Pull out from the material below all lines with "ylabel".
---*---
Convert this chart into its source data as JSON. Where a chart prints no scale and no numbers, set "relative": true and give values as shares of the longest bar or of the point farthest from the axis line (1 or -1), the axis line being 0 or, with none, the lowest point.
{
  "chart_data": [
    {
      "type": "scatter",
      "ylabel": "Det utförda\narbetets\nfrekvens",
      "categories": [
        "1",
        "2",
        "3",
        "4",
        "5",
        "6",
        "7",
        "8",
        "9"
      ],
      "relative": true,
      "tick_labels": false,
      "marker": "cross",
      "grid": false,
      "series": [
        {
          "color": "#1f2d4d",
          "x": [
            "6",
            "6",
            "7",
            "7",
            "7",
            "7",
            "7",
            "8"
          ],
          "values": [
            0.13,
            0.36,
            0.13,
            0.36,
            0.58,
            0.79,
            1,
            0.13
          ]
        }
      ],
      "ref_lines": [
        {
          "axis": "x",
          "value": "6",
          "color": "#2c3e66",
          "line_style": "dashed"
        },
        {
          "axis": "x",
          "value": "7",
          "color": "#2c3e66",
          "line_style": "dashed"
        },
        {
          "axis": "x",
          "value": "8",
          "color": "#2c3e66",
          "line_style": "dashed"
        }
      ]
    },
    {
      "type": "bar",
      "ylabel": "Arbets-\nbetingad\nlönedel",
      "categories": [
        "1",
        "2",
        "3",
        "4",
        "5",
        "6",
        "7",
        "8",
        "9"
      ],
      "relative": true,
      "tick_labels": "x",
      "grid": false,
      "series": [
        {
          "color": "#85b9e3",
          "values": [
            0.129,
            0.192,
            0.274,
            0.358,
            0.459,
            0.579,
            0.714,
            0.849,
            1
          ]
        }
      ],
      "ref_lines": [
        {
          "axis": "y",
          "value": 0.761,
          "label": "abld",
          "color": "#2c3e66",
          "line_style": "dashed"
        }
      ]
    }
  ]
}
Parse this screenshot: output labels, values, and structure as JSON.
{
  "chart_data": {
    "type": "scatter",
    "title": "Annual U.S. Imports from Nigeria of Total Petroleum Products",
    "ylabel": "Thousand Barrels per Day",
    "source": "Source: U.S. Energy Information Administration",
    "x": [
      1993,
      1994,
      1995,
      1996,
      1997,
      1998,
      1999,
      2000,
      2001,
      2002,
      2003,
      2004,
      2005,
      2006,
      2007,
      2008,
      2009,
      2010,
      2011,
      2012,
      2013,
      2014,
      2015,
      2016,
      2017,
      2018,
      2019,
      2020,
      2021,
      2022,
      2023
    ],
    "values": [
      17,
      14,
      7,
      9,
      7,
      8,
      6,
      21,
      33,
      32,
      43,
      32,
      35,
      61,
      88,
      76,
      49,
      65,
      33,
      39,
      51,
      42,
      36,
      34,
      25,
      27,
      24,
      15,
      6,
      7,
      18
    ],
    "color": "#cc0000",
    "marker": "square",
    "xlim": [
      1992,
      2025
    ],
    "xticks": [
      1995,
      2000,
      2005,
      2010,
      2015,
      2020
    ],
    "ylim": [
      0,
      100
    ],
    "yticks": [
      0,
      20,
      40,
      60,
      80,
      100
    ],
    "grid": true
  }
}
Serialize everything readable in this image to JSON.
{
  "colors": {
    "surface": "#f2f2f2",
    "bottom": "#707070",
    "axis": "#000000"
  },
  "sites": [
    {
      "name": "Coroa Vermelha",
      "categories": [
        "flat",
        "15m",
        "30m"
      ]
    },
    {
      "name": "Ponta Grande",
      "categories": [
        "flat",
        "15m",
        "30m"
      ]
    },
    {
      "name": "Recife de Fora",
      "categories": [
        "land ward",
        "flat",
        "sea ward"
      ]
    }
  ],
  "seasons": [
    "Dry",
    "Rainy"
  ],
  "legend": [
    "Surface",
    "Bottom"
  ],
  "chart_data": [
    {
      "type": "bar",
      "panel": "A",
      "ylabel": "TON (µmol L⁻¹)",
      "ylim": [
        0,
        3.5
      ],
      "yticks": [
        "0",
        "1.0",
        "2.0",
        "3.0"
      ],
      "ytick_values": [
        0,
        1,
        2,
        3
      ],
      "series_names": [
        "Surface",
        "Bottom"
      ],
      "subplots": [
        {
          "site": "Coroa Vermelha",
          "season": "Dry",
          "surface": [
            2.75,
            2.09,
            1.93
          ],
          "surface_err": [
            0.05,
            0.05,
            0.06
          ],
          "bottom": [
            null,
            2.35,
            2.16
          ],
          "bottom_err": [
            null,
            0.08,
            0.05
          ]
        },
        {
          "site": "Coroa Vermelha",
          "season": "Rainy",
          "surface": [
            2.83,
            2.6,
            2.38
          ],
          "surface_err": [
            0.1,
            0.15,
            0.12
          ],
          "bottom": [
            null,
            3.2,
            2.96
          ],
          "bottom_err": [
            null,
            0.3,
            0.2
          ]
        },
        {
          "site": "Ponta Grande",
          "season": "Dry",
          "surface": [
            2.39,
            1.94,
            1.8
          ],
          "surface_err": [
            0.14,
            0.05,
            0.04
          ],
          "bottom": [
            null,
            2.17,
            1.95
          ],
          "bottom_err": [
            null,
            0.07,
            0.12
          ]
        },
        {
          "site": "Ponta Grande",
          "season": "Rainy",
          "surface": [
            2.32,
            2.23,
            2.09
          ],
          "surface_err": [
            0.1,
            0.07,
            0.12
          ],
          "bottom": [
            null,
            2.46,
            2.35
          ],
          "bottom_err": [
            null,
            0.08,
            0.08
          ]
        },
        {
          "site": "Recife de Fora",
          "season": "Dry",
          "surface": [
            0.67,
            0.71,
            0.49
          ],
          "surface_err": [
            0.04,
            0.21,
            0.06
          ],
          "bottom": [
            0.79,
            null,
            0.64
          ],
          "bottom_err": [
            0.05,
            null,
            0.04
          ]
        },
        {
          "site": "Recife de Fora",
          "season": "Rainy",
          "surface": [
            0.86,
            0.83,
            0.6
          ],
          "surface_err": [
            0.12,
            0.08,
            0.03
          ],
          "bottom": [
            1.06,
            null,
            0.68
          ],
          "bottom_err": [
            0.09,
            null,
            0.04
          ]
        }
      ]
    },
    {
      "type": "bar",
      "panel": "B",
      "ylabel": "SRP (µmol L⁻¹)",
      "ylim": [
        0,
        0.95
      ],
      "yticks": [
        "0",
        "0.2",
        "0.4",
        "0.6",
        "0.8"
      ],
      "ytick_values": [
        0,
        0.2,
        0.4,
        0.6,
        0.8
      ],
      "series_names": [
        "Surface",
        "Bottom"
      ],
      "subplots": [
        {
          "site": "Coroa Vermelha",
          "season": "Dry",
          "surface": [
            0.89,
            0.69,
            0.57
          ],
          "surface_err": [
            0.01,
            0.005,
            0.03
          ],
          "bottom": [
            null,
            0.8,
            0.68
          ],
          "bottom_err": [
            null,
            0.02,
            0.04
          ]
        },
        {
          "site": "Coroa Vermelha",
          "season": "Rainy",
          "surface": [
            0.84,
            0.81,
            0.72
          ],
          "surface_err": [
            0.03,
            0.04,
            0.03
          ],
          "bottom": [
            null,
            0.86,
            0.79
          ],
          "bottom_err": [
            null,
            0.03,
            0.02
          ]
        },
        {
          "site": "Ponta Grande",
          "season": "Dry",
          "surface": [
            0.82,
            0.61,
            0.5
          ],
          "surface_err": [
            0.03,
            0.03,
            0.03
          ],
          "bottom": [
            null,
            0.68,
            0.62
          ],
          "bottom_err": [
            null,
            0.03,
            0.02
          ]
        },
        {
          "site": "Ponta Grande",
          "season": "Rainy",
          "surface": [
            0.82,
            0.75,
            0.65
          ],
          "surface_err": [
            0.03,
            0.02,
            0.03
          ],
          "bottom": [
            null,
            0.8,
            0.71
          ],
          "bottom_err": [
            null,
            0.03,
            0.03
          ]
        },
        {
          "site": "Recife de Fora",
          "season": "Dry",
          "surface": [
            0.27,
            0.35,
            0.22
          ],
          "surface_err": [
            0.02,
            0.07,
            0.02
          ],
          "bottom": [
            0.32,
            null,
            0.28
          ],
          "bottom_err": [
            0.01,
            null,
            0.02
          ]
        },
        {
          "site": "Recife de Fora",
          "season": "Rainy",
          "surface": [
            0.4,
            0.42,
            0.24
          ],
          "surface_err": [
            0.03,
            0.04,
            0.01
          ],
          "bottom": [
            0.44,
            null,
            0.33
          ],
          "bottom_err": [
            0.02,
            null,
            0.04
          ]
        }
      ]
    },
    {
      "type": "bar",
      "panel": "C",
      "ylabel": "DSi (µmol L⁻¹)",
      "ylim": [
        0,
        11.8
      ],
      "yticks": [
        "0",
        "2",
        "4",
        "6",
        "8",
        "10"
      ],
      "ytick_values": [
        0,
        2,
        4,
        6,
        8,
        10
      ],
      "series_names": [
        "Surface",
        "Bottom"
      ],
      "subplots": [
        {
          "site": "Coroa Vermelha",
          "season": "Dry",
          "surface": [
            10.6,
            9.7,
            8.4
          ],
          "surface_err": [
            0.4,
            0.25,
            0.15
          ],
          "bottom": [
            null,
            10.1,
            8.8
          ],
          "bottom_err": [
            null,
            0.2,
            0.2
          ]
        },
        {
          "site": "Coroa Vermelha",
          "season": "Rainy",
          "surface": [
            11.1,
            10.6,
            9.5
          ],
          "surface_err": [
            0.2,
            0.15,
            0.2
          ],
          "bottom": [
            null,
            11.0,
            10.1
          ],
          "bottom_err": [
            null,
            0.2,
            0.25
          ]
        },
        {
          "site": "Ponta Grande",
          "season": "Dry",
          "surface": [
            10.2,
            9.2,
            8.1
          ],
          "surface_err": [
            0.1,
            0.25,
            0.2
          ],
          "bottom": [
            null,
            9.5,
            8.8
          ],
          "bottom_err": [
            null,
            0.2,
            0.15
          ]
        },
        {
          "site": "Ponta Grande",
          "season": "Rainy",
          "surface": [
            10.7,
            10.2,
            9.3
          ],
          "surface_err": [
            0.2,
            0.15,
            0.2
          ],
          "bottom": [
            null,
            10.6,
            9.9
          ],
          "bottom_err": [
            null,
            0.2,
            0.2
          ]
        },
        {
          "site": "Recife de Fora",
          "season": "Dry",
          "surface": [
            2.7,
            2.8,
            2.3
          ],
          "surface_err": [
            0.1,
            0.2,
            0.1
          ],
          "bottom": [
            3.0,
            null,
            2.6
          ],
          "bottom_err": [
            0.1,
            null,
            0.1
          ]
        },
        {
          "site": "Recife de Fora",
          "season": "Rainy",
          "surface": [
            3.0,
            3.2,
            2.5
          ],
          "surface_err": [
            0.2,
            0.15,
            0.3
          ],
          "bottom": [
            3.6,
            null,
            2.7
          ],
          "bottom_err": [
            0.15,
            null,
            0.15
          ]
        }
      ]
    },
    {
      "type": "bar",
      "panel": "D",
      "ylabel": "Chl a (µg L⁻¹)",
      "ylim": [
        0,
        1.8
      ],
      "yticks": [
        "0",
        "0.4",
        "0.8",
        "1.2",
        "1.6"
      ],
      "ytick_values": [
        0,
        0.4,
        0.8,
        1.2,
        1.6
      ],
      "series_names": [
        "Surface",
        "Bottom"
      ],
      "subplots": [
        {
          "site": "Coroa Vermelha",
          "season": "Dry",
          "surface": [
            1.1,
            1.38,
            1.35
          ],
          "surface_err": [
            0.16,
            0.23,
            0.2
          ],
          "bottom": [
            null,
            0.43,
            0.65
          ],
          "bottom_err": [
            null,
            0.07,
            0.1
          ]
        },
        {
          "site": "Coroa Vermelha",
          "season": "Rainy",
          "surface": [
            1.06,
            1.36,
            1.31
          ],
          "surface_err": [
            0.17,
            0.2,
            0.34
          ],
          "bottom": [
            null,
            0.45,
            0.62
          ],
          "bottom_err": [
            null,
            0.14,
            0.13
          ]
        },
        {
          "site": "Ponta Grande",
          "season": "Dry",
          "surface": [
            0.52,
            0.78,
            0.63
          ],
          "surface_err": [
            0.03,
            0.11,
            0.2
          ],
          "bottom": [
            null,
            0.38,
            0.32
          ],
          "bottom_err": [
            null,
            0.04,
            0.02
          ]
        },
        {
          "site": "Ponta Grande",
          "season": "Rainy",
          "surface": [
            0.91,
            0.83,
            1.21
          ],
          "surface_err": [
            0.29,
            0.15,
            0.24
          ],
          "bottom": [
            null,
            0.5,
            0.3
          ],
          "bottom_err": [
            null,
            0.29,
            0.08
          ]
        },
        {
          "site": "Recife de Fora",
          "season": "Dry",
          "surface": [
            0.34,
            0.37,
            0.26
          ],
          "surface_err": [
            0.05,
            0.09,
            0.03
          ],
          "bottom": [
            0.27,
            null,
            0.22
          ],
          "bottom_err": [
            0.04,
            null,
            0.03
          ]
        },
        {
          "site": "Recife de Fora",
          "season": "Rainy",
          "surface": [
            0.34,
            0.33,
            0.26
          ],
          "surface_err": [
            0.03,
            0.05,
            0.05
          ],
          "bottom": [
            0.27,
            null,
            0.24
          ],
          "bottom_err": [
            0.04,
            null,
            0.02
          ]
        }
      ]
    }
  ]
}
---*---
[CORRECT RESULT]
      "ylabel": "Det utförda\narbetets\nfrekvens",
      "ylabel": "Arbets-\nbetingad\nlönedel",
    "ylabel": "Thousand Barrels per Day",
      "ylabel": "TON (µmol L⁻¹)",
      "ylabel": "SRP (µmol L⁻¹)",
      "ylabel": "DSi (µmol L⁻¹)",
      "ylabel": "Chl a (µg L⁻¹)",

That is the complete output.